Restate all of the data exactly.
^^^^^^^^
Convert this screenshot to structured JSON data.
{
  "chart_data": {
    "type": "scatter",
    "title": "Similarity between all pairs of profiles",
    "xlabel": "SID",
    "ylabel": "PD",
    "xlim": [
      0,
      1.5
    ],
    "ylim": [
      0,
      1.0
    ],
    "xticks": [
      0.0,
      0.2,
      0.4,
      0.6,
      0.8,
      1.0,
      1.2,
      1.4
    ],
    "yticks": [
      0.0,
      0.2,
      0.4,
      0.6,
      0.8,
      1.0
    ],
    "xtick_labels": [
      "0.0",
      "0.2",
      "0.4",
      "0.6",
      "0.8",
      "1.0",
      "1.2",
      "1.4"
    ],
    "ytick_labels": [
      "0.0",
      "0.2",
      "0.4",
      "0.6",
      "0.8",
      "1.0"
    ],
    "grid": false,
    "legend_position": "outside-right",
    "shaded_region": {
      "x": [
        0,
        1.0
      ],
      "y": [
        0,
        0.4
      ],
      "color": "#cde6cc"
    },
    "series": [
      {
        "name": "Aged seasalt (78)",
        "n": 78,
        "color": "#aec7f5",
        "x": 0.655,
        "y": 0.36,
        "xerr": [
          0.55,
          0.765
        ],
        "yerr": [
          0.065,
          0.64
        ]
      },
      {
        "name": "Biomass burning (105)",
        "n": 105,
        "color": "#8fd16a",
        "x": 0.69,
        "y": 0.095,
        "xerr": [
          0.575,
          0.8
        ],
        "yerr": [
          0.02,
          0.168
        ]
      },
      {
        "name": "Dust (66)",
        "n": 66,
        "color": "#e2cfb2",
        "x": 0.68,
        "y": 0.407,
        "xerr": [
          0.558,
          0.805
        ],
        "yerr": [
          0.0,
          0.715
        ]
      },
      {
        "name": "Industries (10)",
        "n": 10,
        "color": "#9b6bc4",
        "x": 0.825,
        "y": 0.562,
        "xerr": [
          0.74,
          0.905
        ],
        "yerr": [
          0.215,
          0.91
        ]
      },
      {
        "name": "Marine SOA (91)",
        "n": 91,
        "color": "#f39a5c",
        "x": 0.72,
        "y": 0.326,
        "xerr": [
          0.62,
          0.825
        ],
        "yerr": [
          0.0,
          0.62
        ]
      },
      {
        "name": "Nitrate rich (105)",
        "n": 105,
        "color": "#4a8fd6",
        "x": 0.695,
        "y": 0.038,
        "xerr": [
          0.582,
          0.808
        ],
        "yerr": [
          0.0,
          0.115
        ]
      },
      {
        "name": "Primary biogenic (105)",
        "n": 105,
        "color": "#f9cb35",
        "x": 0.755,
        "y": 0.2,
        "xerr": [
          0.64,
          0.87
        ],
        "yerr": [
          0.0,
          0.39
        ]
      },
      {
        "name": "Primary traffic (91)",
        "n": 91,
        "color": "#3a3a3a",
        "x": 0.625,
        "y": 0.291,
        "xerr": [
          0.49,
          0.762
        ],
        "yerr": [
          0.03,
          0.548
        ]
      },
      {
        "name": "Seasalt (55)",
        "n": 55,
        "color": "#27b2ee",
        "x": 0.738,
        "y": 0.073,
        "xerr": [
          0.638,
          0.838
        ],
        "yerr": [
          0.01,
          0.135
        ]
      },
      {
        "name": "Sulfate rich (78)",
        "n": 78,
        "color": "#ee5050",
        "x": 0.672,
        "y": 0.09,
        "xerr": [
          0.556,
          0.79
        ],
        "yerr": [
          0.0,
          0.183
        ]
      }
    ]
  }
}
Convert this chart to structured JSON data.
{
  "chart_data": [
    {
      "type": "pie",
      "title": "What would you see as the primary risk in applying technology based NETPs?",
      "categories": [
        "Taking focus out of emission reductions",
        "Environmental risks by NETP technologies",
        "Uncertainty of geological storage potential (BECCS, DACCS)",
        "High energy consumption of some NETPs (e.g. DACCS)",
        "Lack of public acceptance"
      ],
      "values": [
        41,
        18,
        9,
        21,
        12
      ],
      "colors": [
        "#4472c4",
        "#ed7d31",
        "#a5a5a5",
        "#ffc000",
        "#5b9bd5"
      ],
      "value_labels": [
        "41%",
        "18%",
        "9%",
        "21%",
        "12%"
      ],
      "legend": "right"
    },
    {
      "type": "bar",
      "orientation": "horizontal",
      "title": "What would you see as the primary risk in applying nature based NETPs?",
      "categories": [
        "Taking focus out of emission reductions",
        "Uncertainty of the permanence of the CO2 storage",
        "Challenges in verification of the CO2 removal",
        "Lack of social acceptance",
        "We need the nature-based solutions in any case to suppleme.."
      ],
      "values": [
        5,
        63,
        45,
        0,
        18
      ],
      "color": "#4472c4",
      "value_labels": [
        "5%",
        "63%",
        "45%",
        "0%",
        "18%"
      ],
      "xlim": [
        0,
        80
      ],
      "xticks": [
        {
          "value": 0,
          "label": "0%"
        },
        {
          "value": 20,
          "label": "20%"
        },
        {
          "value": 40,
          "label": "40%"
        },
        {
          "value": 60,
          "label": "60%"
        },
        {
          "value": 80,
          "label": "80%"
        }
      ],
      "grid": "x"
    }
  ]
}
^^^^^^^^
• **Exercise answer**:
Convert this screenshot to structured JSON data.
{
  "chart_data": {
    "type": "scatter",
    "title": "Similarity between all pairs of profiles",
    "xlabel": "SID",
    "ylabel": "PD",
    "xlim": [
      0,
      1.5
    ],
    "ylim": [
      0,
      1.0
    ],
    "xticks": [
      0.0,
      0.2,
      0.4,
      0.6,
      0.8,
      1.0,
      1.2,
      1.4
    ],
    "yticks": [
      0.0,
      0.2,
      0.4,
      0.6,
      0.8,
      1.0
    ],
    "xtick_labels": [
      "0.0",
      "0.2",
      "0.4",
      "0.6",
      "0.8",
      "1.0",
      "1.2",
      "1.4"
    ],
    "ytick_labels": [
      "0.0",
      "0.2",
      "0.4",
      "0.6",
      "0.8",
      "1.0"
    ],
    "grid": false,
    "legend_position": "outside-right",
    "shaded_region": {
      "x": [
        0,
        1.0
      ],
      "y": [
        0,
        0.4
      ],
      "color": "#cde6cc"
    },
    "series": [
      {
        "name": "Aged seasalt (78)",
        "n": 78,
        "color": "#aec7f5",
        "x": 0.655,
        "y": 0.36,
        "xerr": [
          0.55,
          0.765
        ],
        "yerr": [
          0.065,
          0.64
        ]
      },
      {
        "name": "Biomass burning (105)",
        "n": 105,
        "color": "#8fd16a",
        "x": 0.69,
        "y": 0.095,
        "xerr": [
          0.575,
          0.8
        ],
        "yerr": [
          0.02,
          0.168
        ]
      },
      {
        "name": "Dust (66)",
        "n": 66,
        "color": "#e2cfb2",
        "x": 0.68,
        "y": 0.407,
        "xerr": [
          0.558,
          0.805
        ],
        "yerr": [
          0.0,
          0.715
        ]
      },
      {
        "name": "Industries (10)",
        "n": 10,
        "color": "#9b6bc4",
        "x": 0.825,
        "y": 0.562,
        "xerr": [
          0.74,
          0.905
        ],
        "yerr": [
          0.215,
          0.91
        ]
      },
      {
        "name": "Marine SOA (91)",
        "n": 91,
        "color": "#f39a5c",
        "x": 0.72,
        "y": 0.326,
        "xerr": [
          0.62,
          0.825
        ],
        "yerr": [
          0.0,
          0.62
        ]
      },
      {
        "name": "Nitrate rich (105)",
        "n": 105,
        "color": "#4a8fd6",
        "x": 0.695,
        "y": 0.038,
        "xerr": [
          0.582,
          0.808
        ],
        "yerr": [
          0.0,
          0.115
        ]
      },
      {
        "name": "Primary biogenic (105)",
        "n": 105,
        "color": "#f9cb35",
        "x": 0.755,
        "y": 0.2,
        "xerr": [
          0.64,
          0.87
        ],
        "yerr": [
          0.0,
          0.39
        ]
      },
      {
        "name": "Primary traffic (91)",
        "n": 91,
        "color": "#3a3a3a",
        "x": 0.625,
        "y": 0.291,
        "xerr": [
          0.49,
          0.762
        ],
        "yerr": [
          0.03,
          0.548
        ]
      },
      {
        "name": "Seasalt (55)",
        "n": 55,
        "color": "#27b2ee",
        "x": 0.738,
        "y": 0.073,
        "xerr": [
          0.638,
          0.838
        ],
        "yerr": [
          0.01,
          0.135
        ]
      },
      {
        "name": "Sulfate rich (78)",
        "n": 78,
        "color": "#ee5050",
        "x": 0.672,
        "y": 0.09,
        "xerr": [
          0.556,
          0.79
        ],
        "yerr": [
          0.0,
          0.183
        ]
      }
    ]
  }
}
Convert this chart to structured JSON data.
{
  "chart_data": [
    {
      "type": "pie",
      "title": "What would you see as the primary risk in applying technology based NETPs?",
      "categories": [
        "Taking focus out of emission reductions",
        "Environmental risks by NETP technologies",
        "Uncertainty of geological storage potential (BECCS, DACCS)",
        "High energy consumption of some NETPs (e.g. DACCS)",
        "Lack of public acceptance"
      ],
      "values": [
        41,
        18,
        9,
        21,
        12
      ],
      "colors": [
        "#4472c4",
        "#ed7d31",
        "#a5a5a5",
        "#ffc000",
        "#5b9bd5"
      ],
      "value_labels": [
        "41%",
        "18%",
        "9%",
        "21%",
        "12%"
      ],
      "legend": "right"
    },
    {
      "type": "bar",
      "orientation": "horizontal",
      "title": "What would you see as the primary risk in applying nature based NETPs?",
      "categories": [
        "Taking focus out of emission reductions",
        "Uncertainty of the permanence of the CO2 storage",
        "Challenges in verification of the CO2 removal",
        "Lack of social acceptance",
        "We need the nature-based solutions in any case to suppleme.."
      ],
      "values": [
        5,
        63,
        45,
        0,
        18
      ],
      "color": "#4472c4",
      "value_labels": [
        "5%",
        "63%",
        "45%",
        "0%",
        "18%"
      ],
      "xlim": [
        0,
        80
      ],
      "xticks": [
        {
          "value": 0,
          "label": "0%"
        },
        {
          "value": 20,
          "label": "20%"
        },
        {
          "value": 40,
          "label": "40%"
        },
        {
          "value": 60,
          "label": "60%"
        },
        {
          "value": 80,
          "label": "80%"
        }
      ],
      "grid": "x"
    }
  ]
}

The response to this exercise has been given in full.